§ GIVEN REQUEST
Pick every line with "image" from the material below.

§ EXERCISE MATERIALS
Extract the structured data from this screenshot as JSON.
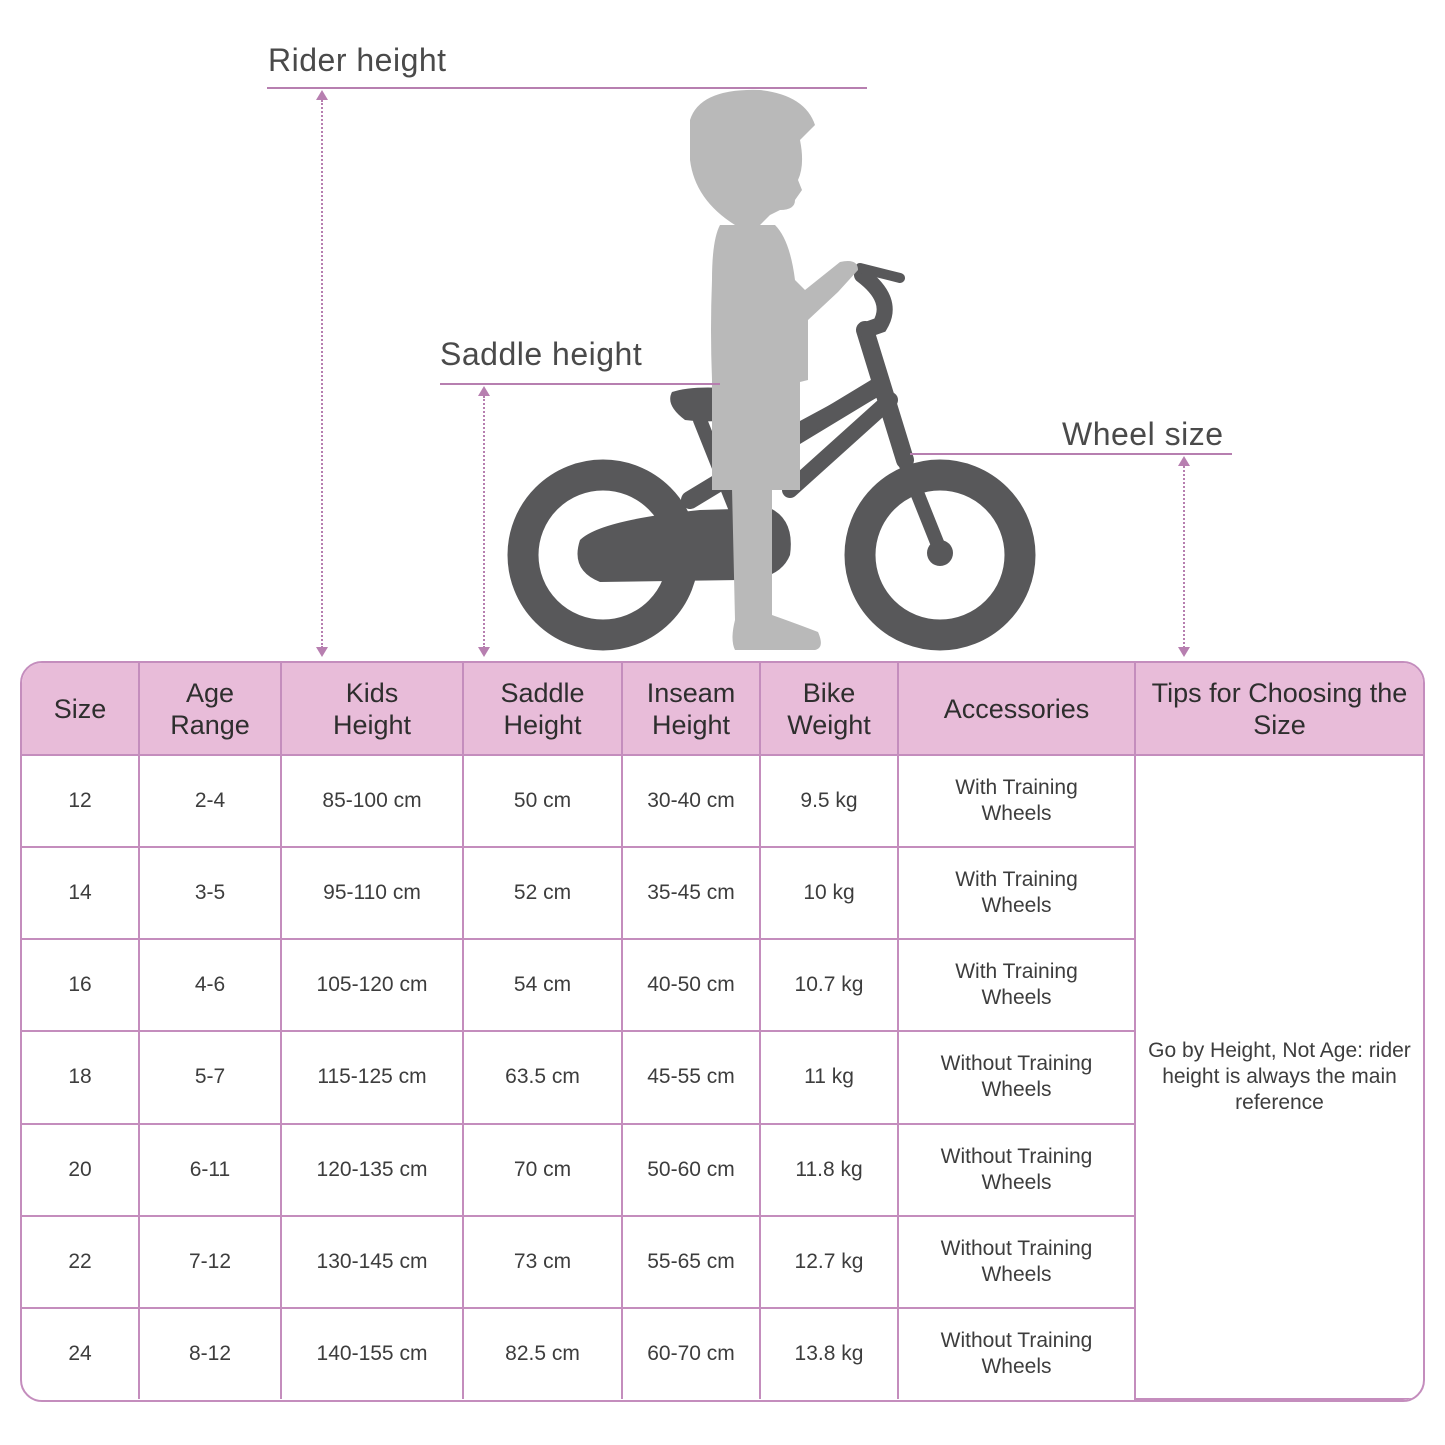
{
  "labels": {
    "rider_height": "Rider height",
    "saddle_height": "Saddle height",
    "wheel_size": "Wheel size"
  },
  "colors": {
    "accent": "#b77fb0",
    "header_bg": "#e8bcd9",
    "bike": "#58585a",
    "child": "#b9b9b9"
  },
  "table": {
    "headers": [
      "Size",
      "Age Range",
      "Kids Height",
      "Saddle Height",
      "Inseam Height",
      "Bike Weight",
      "Accessories",
      "Tips for Choosing the Size"
    ],
    "rows": [
      [
        "12",
        "2-4",
        "85-100 cm",
        "50 cm",
        "30-40 cm",
        "9.5 kg",
        "With Training Wheels"
      ],
      [
        "14",
        "3-5",
        "95-110 cm",
        "52 cm",
        "35-45 cm",
        "10 kg",
        "With Training Wheels"
      ],
      [
        "16",
        "4-6",
        "105-120 cm",
        "54 cm",
        "40-50 cm",
        "10.7 kg",
        "With Training Wheels"
      ],
      [
        "18",
        "5-7",
        "115-125 cm",
        "63.5 cm",
        "45-55 cm",
        "11 kg",
        "Without Training Wheels"
      ],
      [
        "20",
        "6-11",
        "120-135 cm",
        "70 cm",
        "50-60 cm",
        "11.8 kg",
        "Without Training Wheels"
      ],
      [
        "22",
        "7-12",
        "130-145 cm",
        "73 cm",
        "55-65 cm",
        "12.7 kg",
        "Without Training Wheels"
      ],
      [
        "24",
        "8-12",
        "140-155 cm",
        "82.5 cm",
        "60-70 cm",
        "13.8 kg",
        "Without Training Wheels"
      ]
    ],
    "tip": "Go by Height, Not Age: rider height is always the main reference"
  }
}
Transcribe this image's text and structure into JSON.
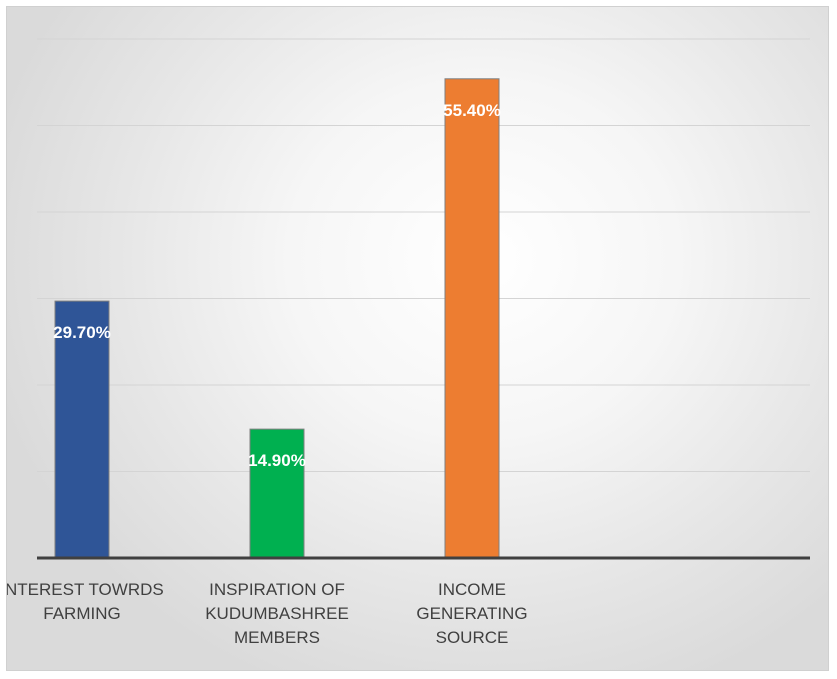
{
  "chart_data": {
    "type": "bar",
    "categories": [
      [
        "INTEREST TOWRDS",
        "FARMING"
      ],
      [
        "INSPIRATION OF",
        "KUDUMBASHREE",
        "MEMBERS"
      ],
      [
        "INCOME",
        "GENERATING",
        "SOURCE"
      ]
    ],
    "values": [
      29.7,
      14.9,
      55.4
    ],
    "labels": [
      "29.70%",
      "14.90%",
      "55.40%"
    ],
    "colors": [
      "#2f5597",
      "#00b050",
      "#ed7d31"
    ],
    "ylim": [
      0,
      60
    ],
    "ytick_step": 10,
    "grid": true,
    "legend": "none"
  }
}
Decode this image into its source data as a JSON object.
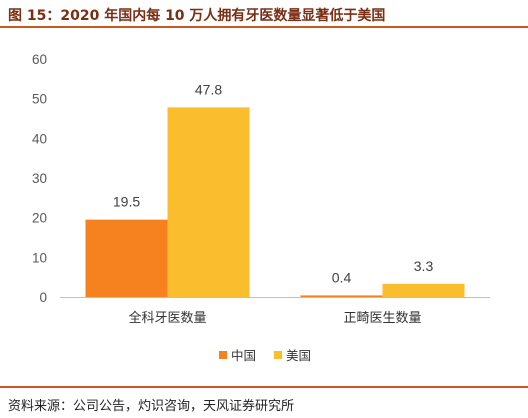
{
  "figure": {
    "title": "图 15：2020 年国内每 10 万人拥有牙医数量显著低于美国",
    "source": "资料来源：公司公告，灼识咨询，天风证券研究所"
  },
  "colors": {
    "accent_line": "#c8581d",
    "title_text": "#7a2e14",
    "axis_line": "#bfbfbf"
  },
  "chart_data": {
    "type": "bar",
    "title": "",
    "xlabel": "",
    "ylabel": "",
    "categories": [
      "全科牙医数量",
      "正畸医生数量"
    ],
    "series": [
      {
        "name": "中国",
        "values": [
          19.5,
          0.4
        ],
        "color": "#f5821f"
      },
      {
        "name": "美国",
        "values": [
          47.8,
          3.3
        ],
        "color": "#f9bd2e"
      }
    ],
    "ylim": [
      0,
      60
    ],
    "yticks": [
      0,
      10,
      20,
      30,
      40,
      50,
      60
    ],
    "grid": false,
    "legend_position": "bottom",
    "data_labels": true
  }
}
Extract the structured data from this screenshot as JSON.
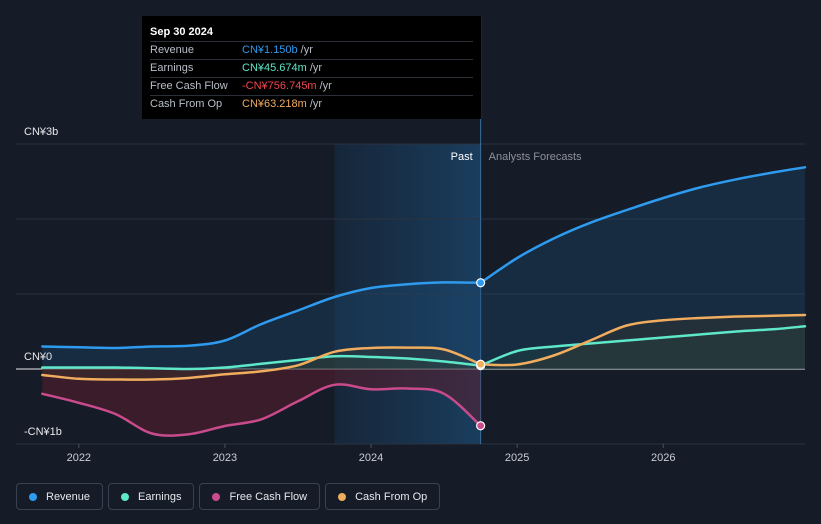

§ RESULT
Transcribe this image's text and structure into JSON.
Decode this image into its source data as a JSON object.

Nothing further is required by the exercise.